## Stated goal
Extract each line bearing the word "methods".

A run of records
# # #

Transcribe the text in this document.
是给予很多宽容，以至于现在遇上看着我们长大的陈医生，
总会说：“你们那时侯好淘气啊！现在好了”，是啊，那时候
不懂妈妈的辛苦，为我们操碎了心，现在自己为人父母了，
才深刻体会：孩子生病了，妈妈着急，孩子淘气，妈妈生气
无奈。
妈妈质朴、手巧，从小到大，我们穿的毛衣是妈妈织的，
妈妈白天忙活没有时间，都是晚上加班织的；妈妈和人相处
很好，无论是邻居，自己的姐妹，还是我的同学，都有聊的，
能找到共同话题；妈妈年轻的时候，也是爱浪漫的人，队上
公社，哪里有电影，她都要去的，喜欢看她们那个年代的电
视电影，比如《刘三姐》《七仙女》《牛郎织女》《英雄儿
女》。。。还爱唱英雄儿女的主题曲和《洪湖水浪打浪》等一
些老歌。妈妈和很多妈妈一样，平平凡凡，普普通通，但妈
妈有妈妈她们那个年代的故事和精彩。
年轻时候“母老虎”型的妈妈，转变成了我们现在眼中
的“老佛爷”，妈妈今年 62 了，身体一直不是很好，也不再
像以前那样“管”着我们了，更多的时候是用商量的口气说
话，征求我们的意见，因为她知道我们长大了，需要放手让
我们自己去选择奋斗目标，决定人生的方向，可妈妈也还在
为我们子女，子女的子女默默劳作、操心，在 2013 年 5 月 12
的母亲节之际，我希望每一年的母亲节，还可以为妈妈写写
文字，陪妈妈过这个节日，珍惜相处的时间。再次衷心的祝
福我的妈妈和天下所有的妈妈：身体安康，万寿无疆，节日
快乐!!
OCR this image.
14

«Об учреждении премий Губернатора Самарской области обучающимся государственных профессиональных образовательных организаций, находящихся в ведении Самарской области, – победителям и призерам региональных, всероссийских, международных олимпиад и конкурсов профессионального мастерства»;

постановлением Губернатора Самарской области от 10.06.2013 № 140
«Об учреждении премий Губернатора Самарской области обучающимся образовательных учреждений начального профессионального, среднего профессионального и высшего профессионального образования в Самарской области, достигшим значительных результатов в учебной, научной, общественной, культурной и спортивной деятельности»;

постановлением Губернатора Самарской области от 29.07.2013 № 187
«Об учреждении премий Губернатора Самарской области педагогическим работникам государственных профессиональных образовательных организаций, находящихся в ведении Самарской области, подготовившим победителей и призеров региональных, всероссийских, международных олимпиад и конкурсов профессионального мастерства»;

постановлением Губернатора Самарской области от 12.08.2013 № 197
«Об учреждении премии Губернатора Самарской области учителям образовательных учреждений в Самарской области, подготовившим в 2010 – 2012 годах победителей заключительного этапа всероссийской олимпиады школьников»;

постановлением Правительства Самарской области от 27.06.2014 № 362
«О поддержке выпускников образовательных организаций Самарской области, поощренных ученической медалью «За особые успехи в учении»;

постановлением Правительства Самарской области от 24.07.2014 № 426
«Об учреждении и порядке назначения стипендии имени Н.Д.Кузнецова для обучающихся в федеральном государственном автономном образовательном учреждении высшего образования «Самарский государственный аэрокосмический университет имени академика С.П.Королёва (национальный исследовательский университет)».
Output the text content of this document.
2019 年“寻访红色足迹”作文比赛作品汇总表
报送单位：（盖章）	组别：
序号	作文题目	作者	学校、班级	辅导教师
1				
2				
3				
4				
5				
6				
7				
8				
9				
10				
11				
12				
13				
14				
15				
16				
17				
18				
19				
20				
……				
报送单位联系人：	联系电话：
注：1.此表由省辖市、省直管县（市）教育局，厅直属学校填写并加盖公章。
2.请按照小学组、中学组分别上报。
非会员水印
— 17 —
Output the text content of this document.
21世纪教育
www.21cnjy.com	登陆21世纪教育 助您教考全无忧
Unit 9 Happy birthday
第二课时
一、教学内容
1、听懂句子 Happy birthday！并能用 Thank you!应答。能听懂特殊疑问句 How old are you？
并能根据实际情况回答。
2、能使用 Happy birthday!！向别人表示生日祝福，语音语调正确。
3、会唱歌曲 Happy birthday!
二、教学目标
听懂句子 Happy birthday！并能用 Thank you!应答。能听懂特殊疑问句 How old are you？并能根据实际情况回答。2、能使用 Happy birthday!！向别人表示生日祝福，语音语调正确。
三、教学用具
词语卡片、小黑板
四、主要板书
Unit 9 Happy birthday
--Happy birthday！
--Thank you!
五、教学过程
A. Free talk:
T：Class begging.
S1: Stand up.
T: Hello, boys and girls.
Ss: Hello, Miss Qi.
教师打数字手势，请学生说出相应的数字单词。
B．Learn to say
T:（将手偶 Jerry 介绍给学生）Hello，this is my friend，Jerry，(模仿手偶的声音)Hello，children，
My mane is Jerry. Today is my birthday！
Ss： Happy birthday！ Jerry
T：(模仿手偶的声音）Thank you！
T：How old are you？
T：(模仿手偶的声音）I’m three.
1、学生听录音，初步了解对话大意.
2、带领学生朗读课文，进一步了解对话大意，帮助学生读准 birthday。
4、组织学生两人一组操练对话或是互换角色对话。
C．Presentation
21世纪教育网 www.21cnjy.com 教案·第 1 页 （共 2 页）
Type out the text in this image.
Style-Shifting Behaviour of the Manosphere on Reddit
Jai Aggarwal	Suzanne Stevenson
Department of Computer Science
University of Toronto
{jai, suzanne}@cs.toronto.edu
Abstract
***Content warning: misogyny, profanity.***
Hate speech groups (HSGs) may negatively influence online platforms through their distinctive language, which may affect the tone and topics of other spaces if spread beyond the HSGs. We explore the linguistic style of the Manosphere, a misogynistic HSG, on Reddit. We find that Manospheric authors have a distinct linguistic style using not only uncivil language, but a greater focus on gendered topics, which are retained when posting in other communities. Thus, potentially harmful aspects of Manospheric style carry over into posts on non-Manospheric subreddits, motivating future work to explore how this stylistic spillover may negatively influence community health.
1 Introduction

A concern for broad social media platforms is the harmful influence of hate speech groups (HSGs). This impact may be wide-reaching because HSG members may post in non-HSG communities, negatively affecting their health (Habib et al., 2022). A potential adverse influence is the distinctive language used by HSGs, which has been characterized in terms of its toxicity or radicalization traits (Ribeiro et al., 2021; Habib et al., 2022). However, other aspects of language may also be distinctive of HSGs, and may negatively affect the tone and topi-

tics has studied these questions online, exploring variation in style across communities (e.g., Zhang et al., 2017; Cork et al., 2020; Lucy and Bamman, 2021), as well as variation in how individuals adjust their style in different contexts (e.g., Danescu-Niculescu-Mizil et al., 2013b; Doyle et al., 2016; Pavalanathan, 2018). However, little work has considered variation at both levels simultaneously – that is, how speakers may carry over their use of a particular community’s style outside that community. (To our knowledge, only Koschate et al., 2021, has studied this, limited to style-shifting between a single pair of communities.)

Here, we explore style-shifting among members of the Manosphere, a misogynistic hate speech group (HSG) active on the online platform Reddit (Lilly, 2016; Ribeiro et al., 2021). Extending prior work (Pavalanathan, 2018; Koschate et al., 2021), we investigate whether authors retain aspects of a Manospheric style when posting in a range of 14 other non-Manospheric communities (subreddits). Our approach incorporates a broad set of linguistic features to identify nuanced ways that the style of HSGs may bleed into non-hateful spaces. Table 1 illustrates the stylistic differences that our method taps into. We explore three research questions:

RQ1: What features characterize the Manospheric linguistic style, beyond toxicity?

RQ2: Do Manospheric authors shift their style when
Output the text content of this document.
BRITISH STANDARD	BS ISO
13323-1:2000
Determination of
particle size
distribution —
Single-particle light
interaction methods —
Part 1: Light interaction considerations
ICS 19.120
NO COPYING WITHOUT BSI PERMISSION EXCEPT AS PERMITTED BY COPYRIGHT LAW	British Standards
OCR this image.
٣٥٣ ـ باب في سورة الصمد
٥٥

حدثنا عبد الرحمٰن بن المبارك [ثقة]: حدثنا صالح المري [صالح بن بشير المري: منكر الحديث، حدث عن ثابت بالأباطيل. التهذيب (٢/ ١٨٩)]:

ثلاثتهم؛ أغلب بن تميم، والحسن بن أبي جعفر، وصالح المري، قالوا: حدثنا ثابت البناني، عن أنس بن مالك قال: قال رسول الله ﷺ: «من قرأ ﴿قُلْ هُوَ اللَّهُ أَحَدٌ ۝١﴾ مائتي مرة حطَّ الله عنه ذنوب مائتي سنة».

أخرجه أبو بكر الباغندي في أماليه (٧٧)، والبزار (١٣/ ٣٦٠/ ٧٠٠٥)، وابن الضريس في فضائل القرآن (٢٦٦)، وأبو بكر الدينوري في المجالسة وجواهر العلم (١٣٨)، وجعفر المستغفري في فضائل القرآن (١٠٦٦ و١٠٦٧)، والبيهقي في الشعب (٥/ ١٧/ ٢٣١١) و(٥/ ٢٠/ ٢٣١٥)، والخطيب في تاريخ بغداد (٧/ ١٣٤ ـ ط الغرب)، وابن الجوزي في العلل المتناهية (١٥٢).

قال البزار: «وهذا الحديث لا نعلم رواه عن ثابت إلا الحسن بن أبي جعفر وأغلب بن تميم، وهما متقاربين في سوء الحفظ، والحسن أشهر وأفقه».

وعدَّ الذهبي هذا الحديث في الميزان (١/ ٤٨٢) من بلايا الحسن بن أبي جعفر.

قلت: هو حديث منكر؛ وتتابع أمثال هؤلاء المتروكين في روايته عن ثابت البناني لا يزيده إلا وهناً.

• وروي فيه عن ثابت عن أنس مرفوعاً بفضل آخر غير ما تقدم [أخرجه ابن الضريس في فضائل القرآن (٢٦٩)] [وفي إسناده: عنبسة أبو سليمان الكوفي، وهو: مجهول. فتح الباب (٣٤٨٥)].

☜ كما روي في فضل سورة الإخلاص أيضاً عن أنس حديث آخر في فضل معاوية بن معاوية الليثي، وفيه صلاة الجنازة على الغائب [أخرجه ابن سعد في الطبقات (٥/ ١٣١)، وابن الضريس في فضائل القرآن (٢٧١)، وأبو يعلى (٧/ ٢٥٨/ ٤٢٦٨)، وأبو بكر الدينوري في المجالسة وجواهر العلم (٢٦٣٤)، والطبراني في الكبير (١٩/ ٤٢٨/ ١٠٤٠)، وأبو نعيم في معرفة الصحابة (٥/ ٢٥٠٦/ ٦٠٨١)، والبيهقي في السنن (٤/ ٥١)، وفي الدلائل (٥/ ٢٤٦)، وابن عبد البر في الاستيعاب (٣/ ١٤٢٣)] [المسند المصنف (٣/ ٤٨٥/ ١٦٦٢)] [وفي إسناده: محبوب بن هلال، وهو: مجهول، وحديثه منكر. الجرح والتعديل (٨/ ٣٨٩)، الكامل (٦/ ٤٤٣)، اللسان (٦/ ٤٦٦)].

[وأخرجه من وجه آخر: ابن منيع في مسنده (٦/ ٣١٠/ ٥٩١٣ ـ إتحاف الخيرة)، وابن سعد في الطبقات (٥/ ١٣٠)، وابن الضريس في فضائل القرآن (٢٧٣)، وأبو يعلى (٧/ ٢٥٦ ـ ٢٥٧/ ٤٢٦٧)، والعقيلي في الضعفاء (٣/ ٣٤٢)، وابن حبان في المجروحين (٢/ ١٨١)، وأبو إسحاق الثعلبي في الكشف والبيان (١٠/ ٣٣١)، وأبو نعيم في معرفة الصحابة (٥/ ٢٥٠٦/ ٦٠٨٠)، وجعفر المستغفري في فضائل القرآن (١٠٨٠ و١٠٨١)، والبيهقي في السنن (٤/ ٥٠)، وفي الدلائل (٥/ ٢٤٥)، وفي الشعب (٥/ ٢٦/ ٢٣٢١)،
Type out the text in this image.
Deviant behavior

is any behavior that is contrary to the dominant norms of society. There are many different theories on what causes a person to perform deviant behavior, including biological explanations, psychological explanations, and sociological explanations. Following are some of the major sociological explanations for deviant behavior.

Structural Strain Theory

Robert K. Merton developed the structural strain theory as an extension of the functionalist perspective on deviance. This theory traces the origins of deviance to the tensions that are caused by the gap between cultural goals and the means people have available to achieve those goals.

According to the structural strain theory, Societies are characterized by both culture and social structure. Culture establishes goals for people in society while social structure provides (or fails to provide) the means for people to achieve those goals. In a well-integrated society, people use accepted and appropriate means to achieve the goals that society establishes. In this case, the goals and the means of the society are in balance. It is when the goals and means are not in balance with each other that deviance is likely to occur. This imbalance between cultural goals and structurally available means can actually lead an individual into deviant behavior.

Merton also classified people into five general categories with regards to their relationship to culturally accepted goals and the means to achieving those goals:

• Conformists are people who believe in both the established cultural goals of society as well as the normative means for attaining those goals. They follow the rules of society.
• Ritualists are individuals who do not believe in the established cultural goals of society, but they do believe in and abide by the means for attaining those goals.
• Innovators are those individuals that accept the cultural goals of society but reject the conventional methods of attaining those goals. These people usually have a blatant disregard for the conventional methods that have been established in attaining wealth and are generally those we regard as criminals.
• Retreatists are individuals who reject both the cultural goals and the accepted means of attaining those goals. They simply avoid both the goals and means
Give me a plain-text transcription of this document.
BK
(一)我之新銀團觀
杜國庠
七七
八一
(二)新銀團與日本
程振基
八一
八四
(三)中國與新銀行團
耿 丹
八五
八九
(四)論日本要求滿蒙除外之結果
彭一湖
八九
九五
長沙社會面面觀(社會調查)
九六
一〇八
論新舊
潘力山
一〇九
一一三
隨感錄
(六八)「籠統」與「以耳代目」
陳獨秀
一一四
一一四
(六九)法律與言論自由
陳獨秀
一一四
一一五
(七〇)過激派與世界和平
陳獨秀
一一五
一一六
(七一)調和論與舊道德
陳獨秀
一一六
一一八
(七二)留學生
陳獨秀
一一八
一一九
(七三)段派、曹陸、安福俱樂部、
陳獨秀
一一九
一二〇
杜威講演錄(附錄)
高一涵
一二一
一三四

# # #

## Solved exercise
interaction methods —
• Innovators are those individuals that accept the cultural goals of society but reject the conventional methods of attaining those goals. These people usually have a blatant disregard for the conventional methods that have been established in attaining wealth and are generally those we regard as criminals.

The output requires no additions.